**SET PROBLEM**. The entries below should be quoted exactly, with no pictures carried over.

[Data entries for graphics]
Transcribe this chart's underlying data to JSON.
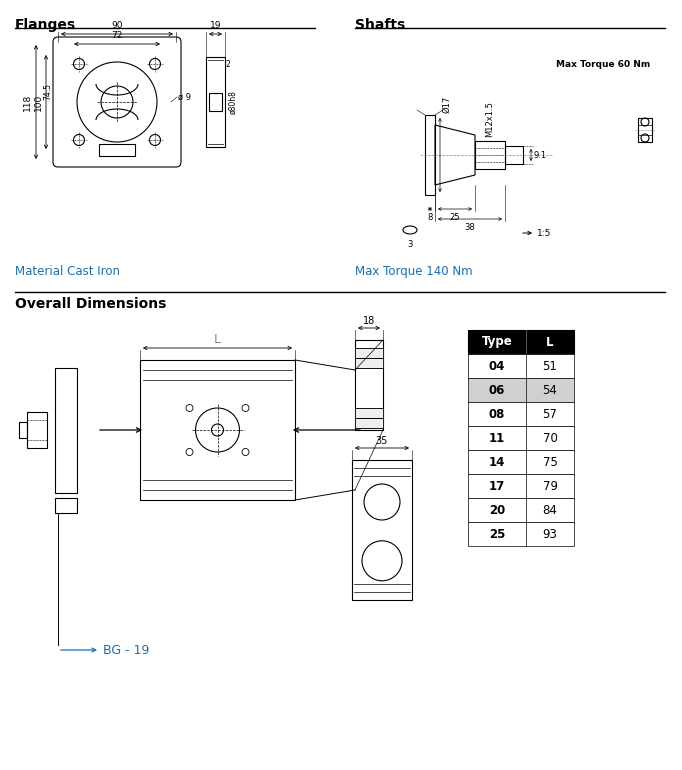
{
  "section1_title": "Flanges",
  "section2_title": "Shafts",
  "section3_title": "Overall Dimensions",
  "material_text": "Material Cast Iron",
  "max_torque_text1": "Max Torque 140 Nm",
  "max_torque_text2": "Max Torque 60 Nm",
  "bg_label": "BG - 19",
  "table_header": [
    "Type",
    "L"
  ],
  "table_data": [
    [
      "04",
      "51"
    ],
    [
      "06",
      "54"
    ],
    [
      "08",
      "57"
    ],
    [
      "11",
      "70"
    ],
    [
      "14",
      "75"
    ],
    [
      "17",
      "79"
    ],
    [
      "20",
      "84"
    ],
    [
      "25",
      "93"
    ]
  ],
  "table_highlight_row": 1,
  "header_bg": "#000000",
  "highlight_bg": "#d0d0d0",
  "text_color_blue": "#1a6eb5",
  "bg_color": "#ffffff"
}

**ANSWER IN FULL**.
Transcribe this chart's underlying data to JSON.
{
  "section1_title": "Flanges",
  "section2_title": "Shafts",
  "section3_title": "Overall Dimensions",
  "material_text": "Material Cast Iron",
  "max_torque_text1": "Max Torque 140 Nm",
  "max_torque_text2": "Max Torque 60 Nm",
  "bg_label": "BG - 19",
  "table_header": [
    "Type",
    "L"
  ],
  "table_data": [
    [
      "04",
      "51"
    ],
    [
      "06",
      "54"
    ],
    [
      "08",
      "57"
    ],
    [
      "11",
      "70"
    ],
    [
      "14",
      "75"
    ],
    [
      "17",
      "79"
    ],
    [
      "20",
      "84"
    ],
    [
      "25",
      "93"
    ]
  ],
  "table_highlight_row": 1,
  "header_bg": "#000000",
  "highlight_bg": "#d0d0d0",
  "text_color_blue": "#1a6eb5",
  "bg_color": "#ffffff"
}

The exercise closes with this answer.